— BEGIN —

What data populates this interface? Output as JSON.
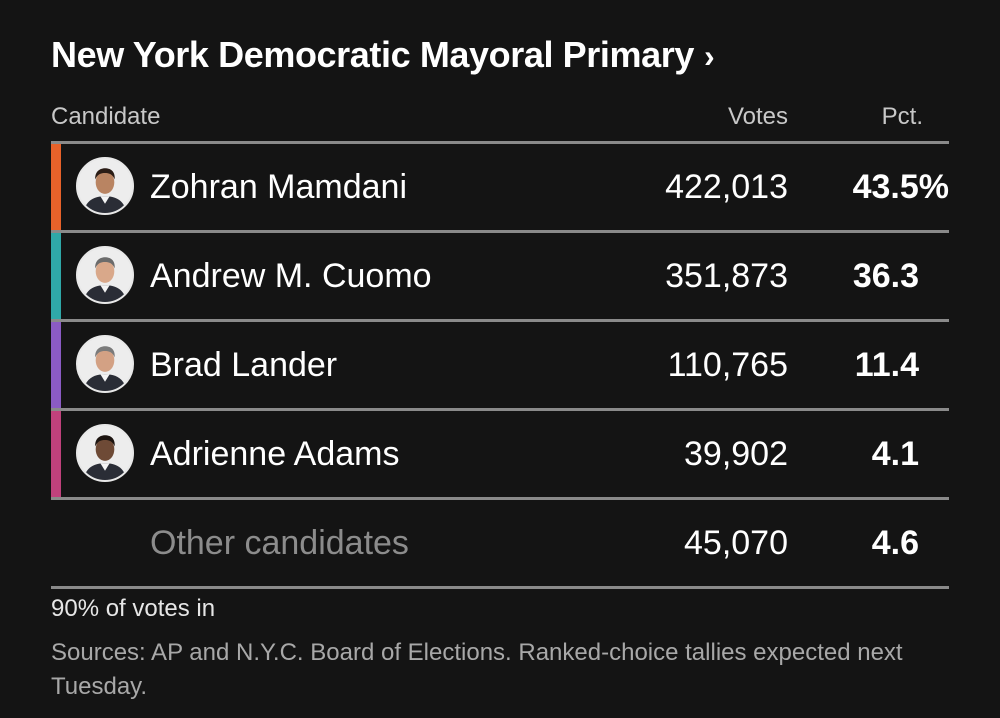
{
  "title": "New York Democratic Mayoral Primary",
  "title_chevron": "›",
  "columns": {
    "candidate": "Candidate",
    "votes": "Votes",
    "pct": "Pct."
  },
  "chart_data": {
    "type": "table",
    "title": "New York Democratic Mayoral Primary",
    "columns": [
      "Candidate",
      "Votes",
      "Pct."
    ],
    "rows": [
      {
        "name": "Zohran Mamdani",
        "votes": "422,013",
        "pct": "43.5%",
        "color": "#e8622a",
        "photo": "candidate-photo"
      },
      {
        "name": "Andrew M. Cuomo",
        "votes": "351,873",
        "pct": "36.3",
        "color": "#2fa8a8",
        "photo": "candidate-photo"
      },
      {
        "name": "Brad Lander",
        "votes": "110,765",
        "pct": "11.4",
        "color": "#8b5bc4",
        "photo": "candidate-photo"
      },
      {
        "name": "Adrienne Adams",
        "votes": "39,902",
        "pct": "4.1",
        "color": "#c0417c",
        "photo": "candidate-photo"
      },
      {
        "name": "Other candidates",
        "votes": "45,070",
        "pct": "4.6",
        "color": null,
        "photo": null
      }
    ]
  },
  "footer": {
    "reporting": "90% of votes in",
    "sources": "Sources: AP and N.Y.C. Board of Elections. Ranked-choice tallies expected next Tuesday."
  },
  "colors": {
    "background": "#141414",
    "rule": "#8a8a8a"
  }
}
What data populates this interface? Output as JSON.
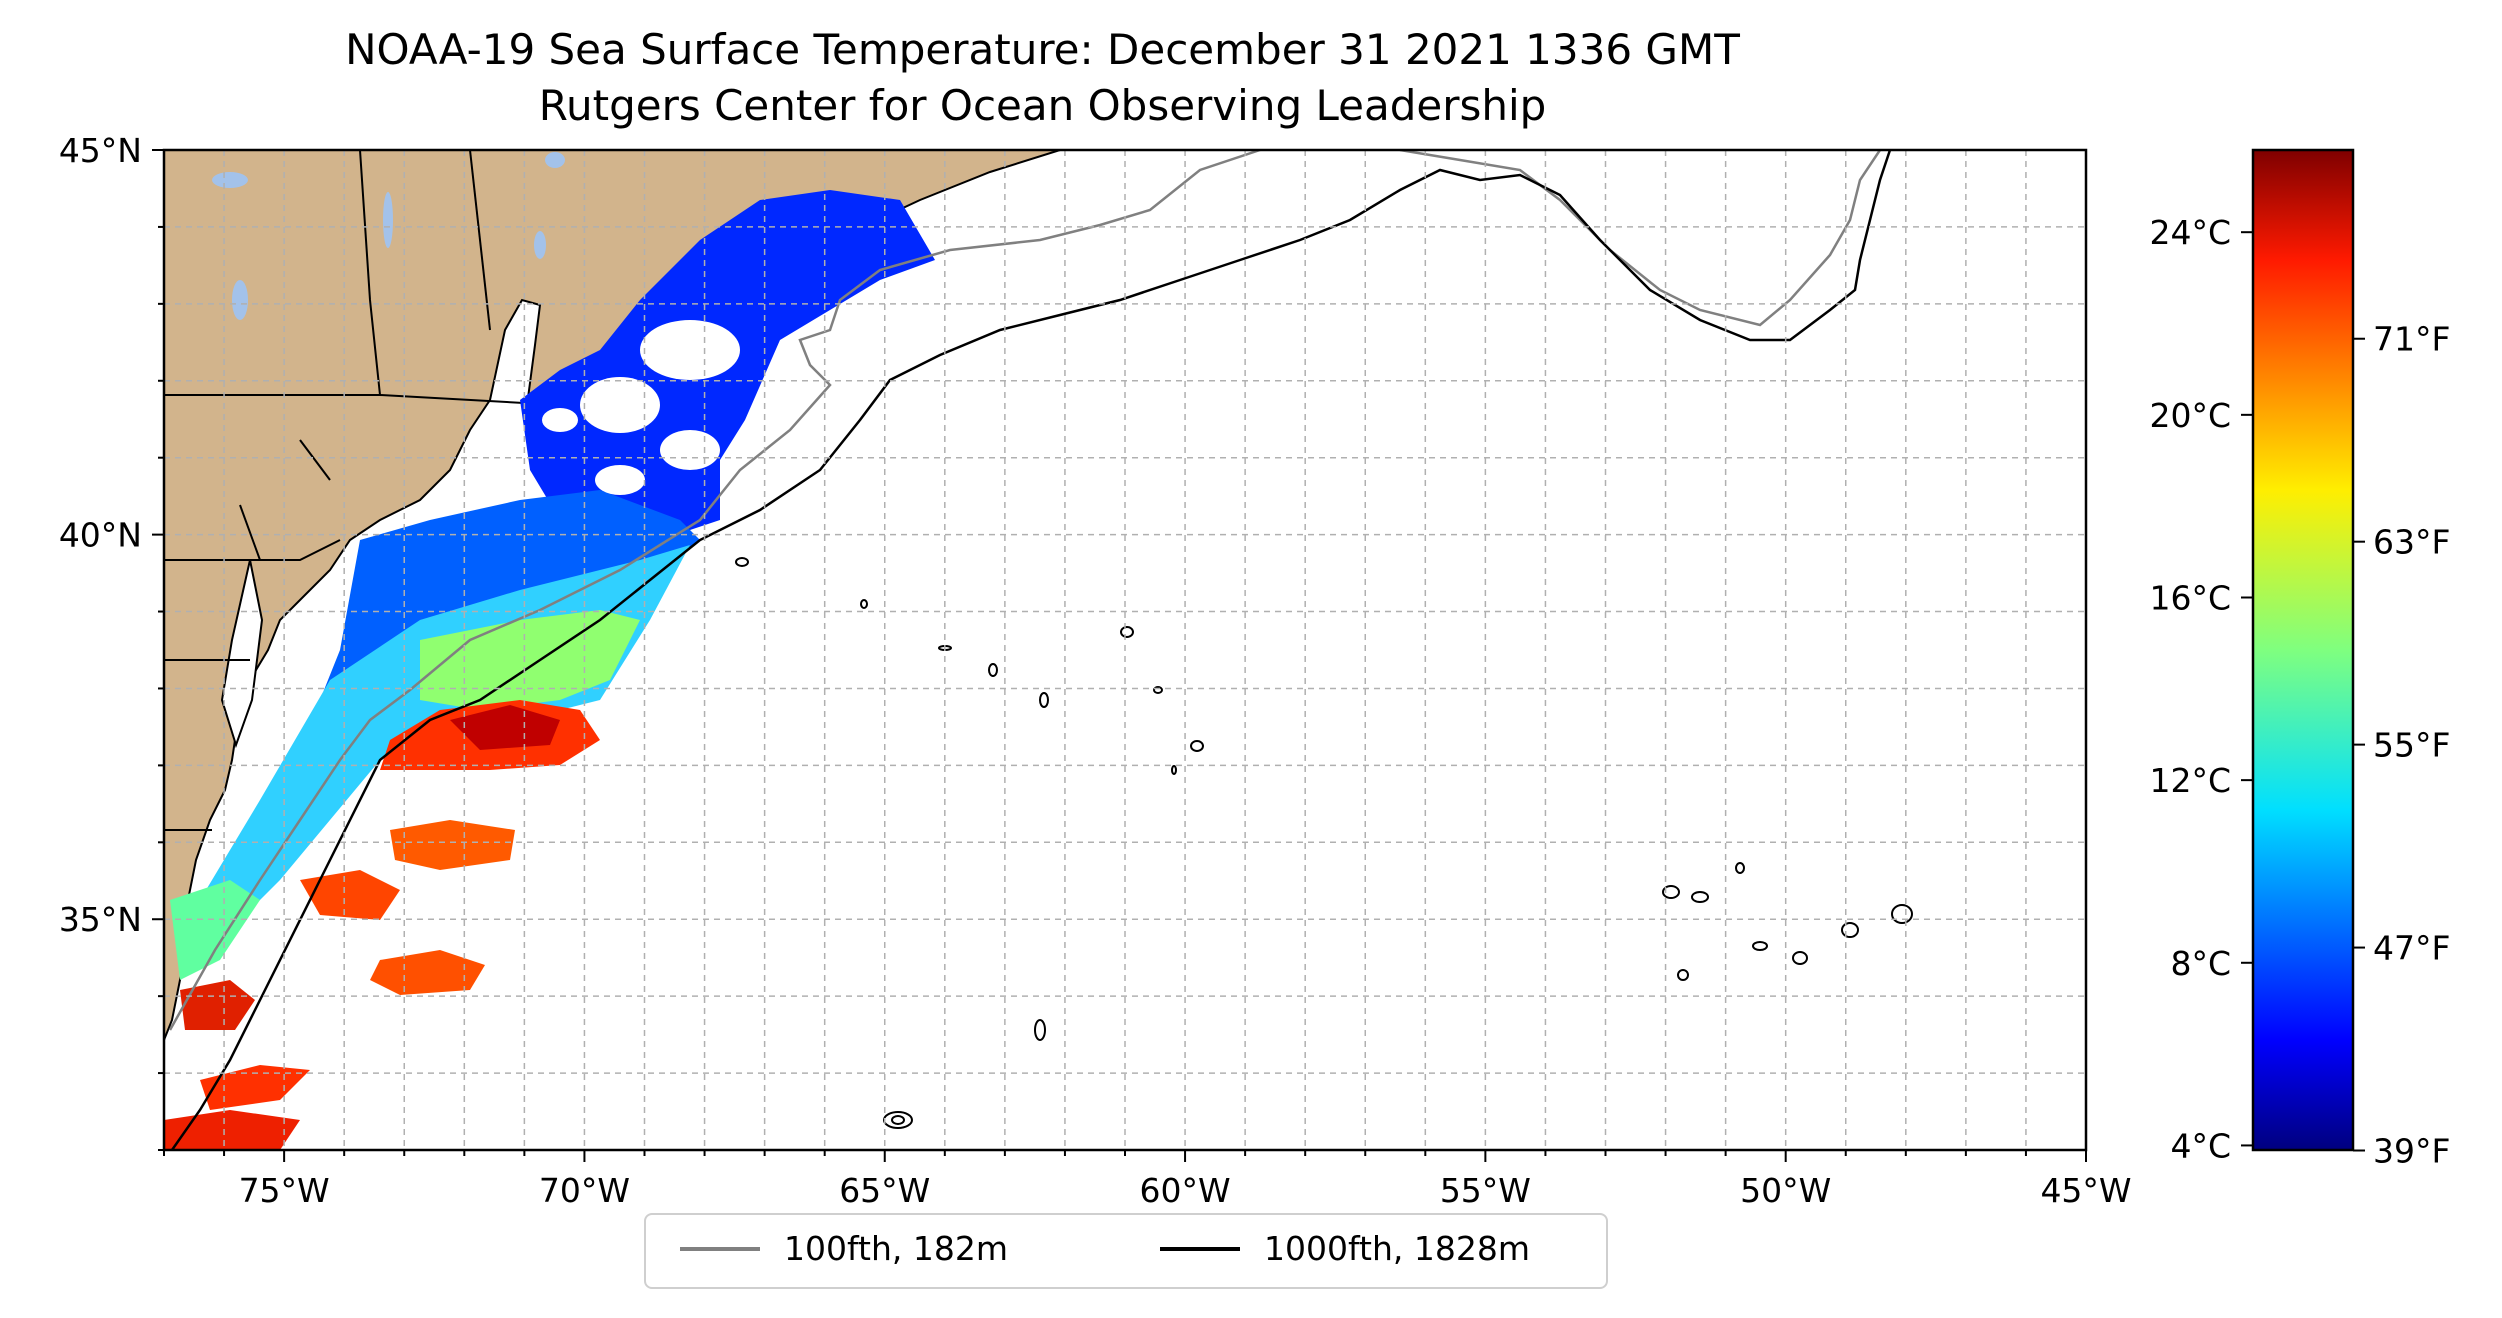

— END —

Extract all the entries word for word; omit any pictures.

What data populates this interface? Output as JSON.
{
  "title": "New York Democratic Mayoral Primary",
  "title_chevron": "›",
  "columns": {
    "candidate": "Candidate",
    "votes": "Votes",
    "pct": "Pct."
  },
  "chart_data": {
    "type": "table",
    "title": "New York Democratic Mayoral Primary",
    "columns": [
      "Candidate",
      "Votes",
      "Pct."
    ],
    "rows": [
      {
        "name": "Zohran Mamdani",
        "votes": "422,013",
        "pct": "43.5%",
        "color": "#e8622a",
        "photo": "candidate-photo"
      },
      {
        "name": "Andrew M. Cuomo",
        "votes": "351,873",
        "pct": "36.3",
        "color": "#2fa8a8",
        "photo": "candidate-photo"
      },
      {
        "name": "Brad Lander",
        "votes": "110,765",
        "pct": "11.4",
        "color": "#8b5bc4",
        "photo": "candidate-photo"
      },
      {
        "name": "Adrienne Adams",
        "votes": "39,902",
        "pct": "4.1",
        "color": "#c0417c",
        "photo": "candidate-photo"
      },
      {
        "name": "Other candidates",
        "votes": "45,070",
        "pct": "4.6",
        "color": null,
        "photo": null
      }
    ]
  },
  "footer": {
    "reporting": "90% of votes in",
    "sources": "Sources: AP and N.Y.C. Board of Elections. Ranked-choice tallies expected next Tuesday."
  },
  "colors": {
    "background": "#141414",
    "rule": "#8a8a8a"
  }
}
What data populates this interface? Output as JSON.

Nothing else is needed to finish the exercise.